### Exercise text
[Start of Attachment]

    5916352341
    

    Thanks!

  • Question:
    My vsq returns, no data.
    sankarmn=> SELECT AUDIT('', 'database');

    AUDIT

    0
    (1 row)
    How do I know if audit is enabled in database?

  • Jim_KnicelyJim_Knicely Administrator

    Do you have any tables in your database with data?

    Check out the link below that lists what is not audited:
    https://www.vertica.com/docs/9.3.x/HTML/Content/Authoring/AdministratorsGuide/Licensing/CalculatingTheDatabaseSize.htm

  • Yes, there are tables with data in database.

    How do I know if audit for database is enabled?
    sankarmn=> SELECT AUDIT('',25,90);

    AUDIT

    0
    (1 row)

  • Jim_KnicelyJim_Knicely Administrator
    edited April 30

    Not sure I understand your question. You are calling the AUDIT function so it's always available. The function is returning 0 because you have no data that auditable. If you are looking for the results of a user audit, check the USER_AUDITS system table.

    Example:

    dbadmin=> \d
    No relations found.
    
    dbadmin=> SELECT audit('', 'DATABASE');
     audit
    -------
     0
    (1 row)
    
    dbadmin=> \x
    Expanded display is on.

[End of Attachment]

### Bounding box prediction data
[Start of Attachment]

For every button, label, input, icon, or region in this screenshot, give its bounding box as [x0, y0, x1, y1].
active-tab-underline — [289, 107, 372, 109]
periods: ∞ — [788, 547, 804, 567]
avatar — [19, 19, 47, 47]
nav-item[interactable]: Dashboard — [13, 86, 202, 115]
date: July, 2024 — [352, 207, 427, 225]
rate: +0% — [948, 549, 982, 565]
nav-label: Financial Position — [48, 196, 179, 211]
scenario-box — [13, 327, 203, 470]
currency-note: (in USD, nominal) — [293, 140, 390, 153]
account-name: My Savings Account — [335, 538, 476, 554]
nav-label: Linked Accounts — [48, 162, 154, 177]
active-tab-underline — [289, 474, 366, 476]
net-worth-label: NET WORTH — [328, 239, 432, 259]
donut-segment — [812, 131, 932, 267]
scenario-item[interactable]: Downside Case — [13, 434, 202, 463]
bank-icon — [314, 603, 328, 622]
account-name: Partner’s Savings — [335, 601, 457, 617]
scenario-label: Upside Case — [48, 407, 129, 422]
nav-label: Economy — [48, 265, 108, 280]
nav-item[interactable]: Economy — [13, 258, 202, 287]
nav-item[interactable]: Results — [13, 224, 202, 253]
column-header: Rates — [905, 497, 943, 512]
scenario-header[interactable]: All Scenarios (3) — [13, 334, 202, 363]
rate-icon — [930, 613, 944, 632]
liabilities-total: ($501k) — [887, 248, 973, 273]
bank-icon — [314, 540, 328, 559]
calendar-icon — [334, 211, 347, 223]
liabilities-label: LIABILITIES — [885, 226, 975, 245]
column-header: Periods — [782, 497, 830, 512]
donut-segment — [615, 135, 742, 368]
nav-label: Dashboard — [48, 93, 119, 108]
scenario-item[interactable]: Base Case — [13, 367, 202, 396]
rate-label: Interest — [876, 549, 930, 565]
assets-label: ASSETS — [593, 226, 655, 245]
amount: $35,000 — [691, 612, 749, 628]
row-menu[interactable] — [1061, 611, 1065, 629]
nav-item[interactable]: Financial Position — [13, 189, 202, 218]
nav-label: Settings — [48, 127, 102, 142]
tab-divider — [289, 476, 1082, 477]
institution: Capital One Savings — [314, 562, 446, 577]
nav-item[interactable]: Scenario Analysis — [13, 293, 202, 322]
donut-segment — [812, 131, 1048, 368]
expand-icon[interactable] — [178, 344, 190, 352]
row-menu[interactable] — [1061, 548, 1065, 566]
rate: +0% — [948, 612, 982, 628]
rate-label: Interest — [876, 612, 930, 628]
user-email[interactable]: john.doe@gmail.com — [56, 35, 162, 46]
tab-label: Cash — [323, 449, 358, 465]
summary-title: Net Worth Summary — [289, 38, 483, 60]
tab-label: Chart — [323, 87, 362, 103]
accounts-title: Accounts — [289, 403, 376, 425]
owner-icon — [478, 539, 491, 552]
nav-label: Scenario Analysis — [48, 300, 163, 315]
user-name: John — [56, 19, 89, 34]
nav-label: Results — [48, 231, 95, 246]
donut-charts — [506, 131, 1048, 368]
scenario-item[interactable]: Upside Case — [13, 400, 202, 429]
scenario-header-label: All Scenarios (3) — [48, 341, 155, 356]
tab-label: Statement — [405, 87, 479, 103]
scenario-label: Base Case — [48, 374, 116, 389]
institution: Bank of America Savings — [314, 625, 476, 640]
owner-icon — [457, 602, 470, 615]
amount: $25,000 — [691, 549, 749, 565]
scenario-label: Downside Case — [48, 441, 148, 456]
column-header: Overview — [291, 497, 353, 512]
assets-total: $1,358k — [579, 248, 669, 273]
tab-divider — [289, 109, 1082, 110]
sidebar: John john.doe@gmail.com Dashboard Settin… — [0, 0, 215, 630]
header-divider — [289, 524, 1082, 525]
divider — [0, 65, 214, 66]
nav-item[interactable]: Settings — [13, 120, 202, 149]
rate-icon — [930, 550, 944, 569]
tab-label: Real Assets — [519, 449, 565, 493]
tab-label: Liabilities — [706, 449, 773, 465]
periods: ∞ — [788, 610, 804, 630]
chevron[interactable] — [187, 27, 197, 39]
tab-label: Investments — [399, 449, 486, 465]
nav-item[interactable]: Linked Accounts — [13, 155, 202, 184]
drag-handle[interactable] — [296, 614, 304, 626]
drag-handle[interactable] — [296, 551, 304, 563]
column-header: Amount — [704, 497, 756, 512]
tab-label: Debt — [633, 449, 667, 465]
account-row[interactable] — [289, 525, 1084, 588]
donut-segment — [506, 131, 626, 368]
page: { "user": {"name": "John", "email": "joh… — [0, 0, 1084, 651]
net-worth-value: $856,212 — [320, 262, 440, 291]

[End of Attachment]

### Problems to solve
A – List every command typed after a "=>" prompt in the thread about the AUDIT function.
B – Quote the thread about the AUDIT function word for word, starting at "Check out the" and ending at "data in database.".

### Responses for each task
A –
SELECT AUDIT('', 'database');
SELECT AUDIT('',25,90);
\d
SELECT audit('', 'DATABASE');
\x

B –
Check out the link below that lists what is not audited:
    https://www.vertica.com/docs/9.3.x/HTML/Content/Authoring/AdministratorsGuide/Licensing/CalculatingTheDatabaseSize.htm

  • Yes, there are tables with data in database.